Exercise
All of the material below is to be retyped exactly.

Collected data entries
>>>

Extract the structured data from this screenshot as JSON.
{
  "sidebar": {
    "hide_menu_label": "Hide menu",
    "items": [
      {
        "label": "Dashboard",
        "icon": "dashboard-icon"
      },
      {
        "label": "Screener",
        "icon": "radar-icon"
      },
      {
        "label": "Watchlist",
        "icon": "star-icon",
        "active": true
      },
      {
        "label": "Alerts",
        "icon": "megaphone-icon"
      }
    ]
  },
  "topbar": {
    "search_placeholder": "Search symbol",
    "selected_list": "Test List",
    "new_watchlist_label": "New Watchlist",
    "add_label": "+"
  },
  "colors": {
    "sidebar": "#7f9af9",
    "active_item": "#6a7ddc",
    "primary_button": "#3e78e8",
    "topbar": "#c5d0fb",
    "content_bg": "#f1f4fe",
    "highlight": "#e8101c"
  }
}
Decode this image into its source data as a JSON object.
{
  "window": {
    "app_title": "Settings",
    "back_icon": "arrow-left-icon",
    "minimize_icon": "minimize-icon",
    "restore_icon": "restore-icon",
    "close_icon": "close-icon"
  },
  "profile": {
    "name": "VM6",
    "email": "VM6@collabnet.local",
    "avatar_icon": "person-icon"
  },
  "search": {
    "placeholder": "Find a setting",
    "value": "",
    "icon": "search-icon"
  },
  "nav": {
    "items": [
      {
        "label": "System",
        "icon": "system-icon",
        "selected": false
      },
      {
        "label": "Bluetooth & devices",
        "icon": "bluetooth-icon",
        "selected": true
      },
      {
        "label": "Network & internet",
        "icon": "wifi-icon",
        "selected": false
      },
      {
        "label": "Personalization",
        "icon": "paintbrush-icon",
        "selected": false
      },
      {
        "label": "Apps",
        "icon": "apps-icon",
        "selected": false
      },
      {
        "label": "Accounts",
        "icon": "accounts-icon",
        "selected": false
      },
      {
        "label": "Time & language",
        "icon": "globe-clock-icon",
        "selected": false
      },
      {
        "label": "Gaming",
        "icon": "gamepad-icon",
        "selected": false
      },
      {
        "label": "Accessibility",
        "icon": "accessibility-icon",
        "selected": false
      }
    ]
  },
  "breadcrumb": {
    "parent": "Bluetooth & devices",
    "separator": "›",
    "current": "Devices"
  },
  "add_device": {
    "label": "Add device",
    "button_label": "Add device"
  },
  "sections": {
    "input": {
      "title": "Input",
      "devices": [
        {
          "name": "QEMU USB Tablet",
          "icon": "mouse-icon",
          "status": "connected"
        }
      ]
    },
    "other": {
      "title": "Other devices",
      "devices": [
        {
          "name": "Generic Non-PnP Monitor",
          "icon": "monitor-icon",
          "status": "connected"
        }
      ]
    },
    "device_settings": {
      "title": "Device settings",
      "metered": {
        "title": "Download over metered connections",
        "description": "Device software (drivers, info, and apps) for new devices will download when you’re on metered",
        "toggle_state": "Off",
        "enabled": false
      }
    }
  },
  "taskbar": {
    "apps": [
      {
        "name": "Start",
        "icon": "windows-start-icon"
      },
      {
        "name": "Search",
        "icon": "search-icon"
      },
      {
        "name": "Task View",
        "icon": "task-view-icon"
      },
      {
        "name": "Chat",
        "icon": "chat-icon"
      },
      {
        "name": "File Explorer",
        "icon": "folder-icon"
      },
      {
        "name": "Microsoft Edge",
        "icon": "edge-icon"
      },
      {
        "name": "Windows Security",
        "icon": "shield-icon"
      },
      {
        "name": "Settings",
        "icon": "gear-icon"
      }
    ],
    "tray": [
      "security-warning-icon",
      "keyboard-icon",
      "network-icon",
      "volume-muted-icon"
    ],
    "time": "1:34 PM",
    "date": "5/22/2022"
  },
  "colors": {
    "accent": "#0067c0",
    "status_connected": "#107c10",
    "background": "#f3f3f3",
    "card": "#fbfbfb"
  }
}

<<<

Exercise answer
Extract the structured data from this screenshot as JSON.
{
  "sidebar": {
    "hide_menu_label": "Hide menu",
    "items": [
      {
        "label": "Dashboard",
        "icon": "dashboard-icon"
      },
      {
        "label": "Screener",
        "icon": "radar-icon"
      },
      {
        "label": "Watchlist",
        "icon": "star-icon",
        "active": true
      },
      {
        "label": "Alerts",
        "icon": "megaphone-icon"
      }
    ]
  },
  "topbar": {
    "search_placeholder": "Search symbol",
    "selected_list": "Test List",
    "new_watchlist_label": "New Watchlist",
    "add_label": "+"
  },
  "colors": {
    "sidebar": "#7f9af9",
    "active_item": "#6a7ddc",
    "primary_button": "#3e78e8",
    "topbar": "#c5d0fb",
    "content_bg": "#f1f4fe",
    "highlight": "#e8101c"
  }
}
Decode this image into its source data as a JSON object.
{
  "window": {
    "app_title": "Settings",
    "back_icon": "arrow-left-icon",
    "minimize_icon": "minimize-icon",
    "restore_icon": "restore-icon",
    "close_icon": "close-icon"
  },
  "profile": {
    "name": "VM6",
    "email": "VM6@collabnet.local",
    "avatar_icon": "person-icon"
  },
  "search": {
    "placeholder": "Find a setting",
    "value": "",
    "icon": "search-icon"
  },
  "nav": {
    "items": [
      {
        "label": "System",
        "icon": "system-icon",
        "selected": false
      },
      {
        "label": "Bluetooth & devices",
        "icon": "bluetooth-icon",
        "selected": true
      },
      {
        "label": "Network & internet",
        "icon": "wifi-icon",
        "selected": false
      },
      {
        "label": "Personalization",
        "icon": "paintbrush-icon",
        "selected": false
      },
      {
        "label": "Apps",
        "icon": "apps-icon",
        "selected": false
      },
      {
        "label": "Accounts",
        "icon": "accounts-icon",
        "selected": false
      },
      {
        "label": "Time & language",
        "icon": "globe-clock-icon",
        "selected": false
      },
      {
        "label": "Gaming",
        "icon": "gamepad-icon",
        "selected": false
      },
      {
        "label": "Accessibility",
        "icon": "accessibility-icon",
        "selected": false
      }
    ]
  },
  "breadcrumb": {
    "parent": "Bluetooth & devices",
    "separator": "›",
    "current": "Devices"
  },
  "add_device": {
    "label": "Add device",
    "button_label": "Add device"
  },
  "sections": {
    "input": {
      "title": "Input",
      "devices": [
        {
          "name": "QEMU USB Tablet",
          "icon": "mouse-icon",
          "status": "connected"
        }
      ]
    },
    "other": {
      "title": "Other devices",
      "devices": [
        {
          "name": "Generic Non-PnP Monitor",
          "icon": "monitor-icon",
          "status": "connected"
        }
      ]
    },
    "device_settings": {
      "title": "Device settings",
      "metered": {
        "title": "Download over metered connections",
        "description": "Device software (drivers, info, and apps) for new devices will download when you’re on metered",
        "toggle_state": "Off",
        "enabled": false
      }
    }
  },
  "taskbar": {
    "apps": [
      {
        "name": "Start",
        "icon": "windows-start-icon"
      },
      {
        "name": "Search",
        "icon": "search-icon"
      },
      {
        "name": "Task View",
        "icon": "task-view-icon"
      },
      {
        "name": "Chat",
        "icon": "chat-icon"
      },
      {
        "name": "File Explorer",
        "icon": "folder-icon"
      },
      {
        "name": "Microsoft Edge",
        "icon": "edge-icon"
      },
      {
        "name": "Windows Security",
        "icon": "shield-icon"
      },
      {
        "name": "Settings",
        "icon": "gear-icon"
      }
    ],
    "tray": [
      "security-warning-icon",
      "keyboard-icon",
      "network-icon",
      "volume-muted-icon"
    ],
    "time": "1:34 PM",
    "date": "5/22/2022"
  },
  "colors": {
    "accent": "#0067c0",
    "status_connected": "#107c10",
    "background": "#f3f3f3",
    "card": "#fbfbfb"
  }
}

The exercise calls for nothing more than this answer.